Pas d’éclaircie du côté des prédictions concernant le climat. Les résultats issus des modèles et données météorologiques les plus récents dressent un portrait encore plus dramatique de la planète dans les 80 prochaines années.

« Selon le scénario le plus pessimiste, l’augmentation de la température moyenne globale atteindrait 6 à 7°C en 2100, soit 1°C de plus que dans les précédentes estimations », résume un communiqué publié sur le site de Météo-France.

Adieu banquise

L’information n’est pas surprenante, mais appuyée par des modèles scientifiques elle n’en est que plus préoccupante : en 2100, « la banquise arctique disparaîtra probablement totalement en fin d’été ».

Effet plus visible pour les producteurs, les sécheresses ne sont pas près de s’espacer. « L‘été 2003 marqué par une canicule extrême pourrait être un été normal en 2050 selon les scénarios intermédiaires ou pessimistes », souligne Météo-France.

Agriculteurs et forestiers sont en mesure de capter du CO2

Dans le cas d’une forte coopération internationale en faveur du développement durable, le modèle permet de constater que les températures resteraient – à peine – en deçà de l’objectif fixé de +2 °C à l’horizon de 2100.

Ce scénario impliquerait « la neutralité carbone à l’échelle de la planète en 2060 ainsi qu’une captation du CO2 atmosphérique de l’ordre de 10 à 15 milliards de tonnes par an en 2100 », selon Météo-France. Des défis qui nécessiteront l’aide des agriculteurs, qui seuls, avec les forestiers, sont en mesure de capter du CO2.

CONSIGNE ->
Répondez brièvement à ces questions sur le texte consacré au climat :
(a) Selon le scénario le plus pessimiste, de combien la température moyenne globale augmenterait-elle en 2100 ?
(b) Quel été, marqué par une canicule extrême, pourrait être un été normal en 2050 ?
(c) Dans le scénario de forte coopération internationale, en quelle année la neutralité carbone serait-elle atteinte à l'échelle de la planète ?
Les lignes ne servent pas pour cet exercice.

LIGNES FOURNIES ->
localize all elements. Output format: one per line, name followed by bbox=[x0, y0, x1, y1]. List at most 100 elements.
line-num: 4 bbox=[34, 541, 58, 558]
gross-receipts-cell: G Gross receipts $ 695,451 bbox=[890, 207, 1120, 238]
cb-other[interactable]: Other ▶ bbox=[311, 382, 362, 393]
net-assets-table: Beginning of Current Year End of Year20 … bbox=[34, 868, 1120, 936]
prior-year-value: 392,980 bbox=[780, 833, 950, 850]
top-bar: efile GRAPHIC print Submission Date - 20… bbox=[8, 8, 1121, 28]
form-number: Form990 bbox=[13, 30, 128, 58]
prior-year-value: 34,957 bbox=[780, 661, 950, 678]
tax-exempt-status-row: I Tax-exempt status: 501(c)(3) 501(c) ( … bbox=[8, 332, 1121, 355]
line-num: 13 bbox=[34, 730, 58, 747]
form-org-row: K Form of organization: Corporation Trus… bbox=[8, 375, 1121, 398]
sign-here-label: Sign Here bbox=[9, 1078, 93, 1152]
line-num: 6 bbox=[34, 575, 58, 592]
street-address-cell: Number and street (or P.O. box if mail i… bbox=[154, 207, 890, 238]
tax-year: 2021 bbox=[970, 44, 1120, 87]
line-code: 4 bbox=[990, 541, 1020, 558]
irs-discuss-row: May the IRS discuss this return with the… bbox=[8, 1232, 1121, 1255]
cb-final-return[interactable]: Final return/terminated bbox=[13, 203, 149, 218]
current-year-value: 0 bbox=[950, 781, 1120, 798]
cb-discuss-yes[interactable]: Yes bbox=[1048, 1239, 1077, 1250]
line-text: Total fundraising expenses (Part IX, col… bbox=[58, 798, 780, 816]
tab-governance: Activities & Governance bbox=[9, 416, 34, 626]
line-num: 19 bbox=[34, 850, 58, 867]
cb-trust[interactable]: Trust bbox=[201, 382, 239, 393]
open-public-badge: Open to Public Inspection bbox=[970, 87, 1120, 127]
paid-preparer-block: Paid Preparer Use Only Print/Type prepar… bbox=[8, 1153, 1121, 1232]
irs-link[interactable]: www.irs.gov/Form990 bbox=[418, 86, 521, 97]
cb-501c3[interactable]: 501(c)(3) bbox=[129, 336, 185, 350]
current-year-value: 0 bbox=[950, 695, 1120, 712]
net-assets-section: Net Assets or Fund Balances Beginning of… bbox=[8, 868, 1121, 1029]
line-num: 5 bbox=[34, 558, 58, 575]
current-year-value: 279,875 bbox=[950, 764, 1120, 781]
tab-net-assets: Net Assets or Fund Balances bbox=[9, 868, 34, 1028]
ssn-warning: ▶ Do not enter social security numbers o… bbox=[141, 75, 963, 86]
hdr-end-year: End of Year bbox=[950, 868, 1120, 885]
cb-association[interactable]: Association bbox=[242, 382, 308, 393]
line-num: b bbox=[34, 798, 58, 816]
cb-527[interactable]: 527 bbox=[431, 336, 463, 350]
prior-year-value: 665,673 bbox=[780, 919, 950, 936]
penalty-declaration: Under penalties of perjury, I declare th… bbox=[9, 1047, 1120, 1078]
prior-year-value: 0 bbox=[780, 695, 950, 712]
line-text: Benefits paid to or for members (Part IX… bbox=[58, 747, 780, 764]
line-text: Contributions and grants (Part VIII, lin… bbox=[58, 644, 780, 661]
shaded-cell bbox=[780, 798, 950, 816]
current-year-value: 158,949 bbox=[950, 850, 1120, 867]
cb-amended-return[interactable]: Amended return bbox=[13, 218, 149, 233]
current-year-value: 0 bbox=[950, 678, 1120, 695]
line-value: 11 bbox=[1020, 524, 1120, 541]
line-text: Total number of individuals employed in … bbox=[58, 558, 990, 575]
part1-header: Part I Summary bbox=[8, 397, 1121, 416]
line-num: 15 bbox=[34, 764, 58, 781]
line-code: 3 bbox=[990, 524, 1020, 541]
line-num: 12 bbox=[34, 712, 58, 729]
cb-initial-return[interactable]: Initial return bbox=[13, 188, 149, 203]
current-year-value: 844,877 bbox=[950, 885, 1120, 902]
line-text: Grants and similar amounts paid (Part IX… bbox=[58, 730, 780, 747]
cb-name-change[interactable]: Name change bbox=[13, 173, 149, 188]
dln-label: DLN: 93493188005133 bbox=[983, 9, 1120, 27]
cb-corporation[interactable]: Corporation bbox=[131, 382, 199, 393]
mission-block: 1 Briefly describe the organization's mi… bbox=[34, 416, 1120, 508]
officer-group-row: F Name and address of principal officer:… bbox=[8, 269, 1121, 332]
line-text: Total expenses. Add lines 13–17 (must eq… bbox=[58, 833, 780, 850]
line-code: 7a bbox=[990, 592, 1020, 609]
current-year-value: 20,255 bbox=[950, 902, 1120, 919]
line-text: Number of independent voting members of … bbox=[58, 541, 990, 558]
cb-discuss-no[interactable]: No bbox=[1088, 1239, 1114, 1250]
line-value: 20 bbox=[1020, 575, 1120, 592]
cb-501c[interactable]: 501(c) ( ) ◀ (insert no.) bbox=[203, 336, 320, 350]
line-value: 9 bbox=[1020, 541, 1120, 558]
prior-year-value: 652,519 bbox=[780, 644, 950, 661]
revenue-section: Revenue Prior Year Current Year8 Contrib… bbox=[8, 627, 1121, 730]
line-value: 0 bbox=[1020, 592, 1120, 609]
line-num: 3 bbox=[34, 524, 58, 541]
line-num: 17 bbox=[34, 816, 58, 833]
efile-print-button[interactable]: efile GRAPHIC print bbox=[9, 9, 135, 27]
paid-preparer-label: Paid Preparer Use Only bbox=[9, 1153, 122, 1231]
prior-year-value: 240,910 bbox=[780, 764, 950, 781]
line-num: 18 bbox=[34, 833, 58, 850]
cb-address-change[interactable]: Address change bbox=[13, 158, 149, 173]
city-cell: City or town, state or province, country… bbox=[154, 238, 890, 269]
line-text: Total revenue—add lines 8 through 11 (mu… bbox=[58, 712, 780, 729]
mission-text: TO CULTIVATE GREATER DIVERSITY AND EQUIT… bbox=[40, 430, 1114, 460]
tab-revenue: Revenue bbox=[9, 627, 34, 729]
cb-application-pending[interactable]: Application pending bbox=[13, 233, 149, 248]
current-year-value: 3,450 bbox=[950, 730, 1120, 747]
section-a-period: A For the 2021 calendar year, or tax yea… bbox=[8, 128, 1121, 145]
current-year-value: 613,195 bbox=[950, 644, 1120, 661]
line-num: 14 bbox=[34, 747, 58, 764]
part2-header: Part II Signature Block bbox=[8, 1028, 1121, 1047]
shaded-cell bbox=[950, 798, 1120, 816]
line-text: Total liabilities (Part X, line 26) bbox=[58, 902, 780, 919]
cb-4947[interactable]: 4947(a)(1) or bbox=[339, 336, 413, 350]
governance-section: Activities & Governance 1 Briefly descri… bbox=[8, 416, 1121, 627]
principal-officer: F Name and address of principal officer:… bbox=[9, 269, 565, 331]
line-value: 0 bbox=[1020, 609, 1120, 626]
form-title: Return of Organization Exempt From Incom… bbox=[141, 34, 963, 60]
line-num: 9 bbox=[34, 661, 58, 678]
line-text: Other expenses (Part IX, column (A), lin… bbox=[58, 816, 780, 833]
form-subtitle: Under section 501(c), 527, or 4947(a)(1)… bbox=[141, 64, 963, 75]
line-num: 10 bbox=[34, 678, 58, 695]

CORRIGÉ ->
(a) De 6 à 7 °C.
(b) L'été 2003.
(c) En 2060.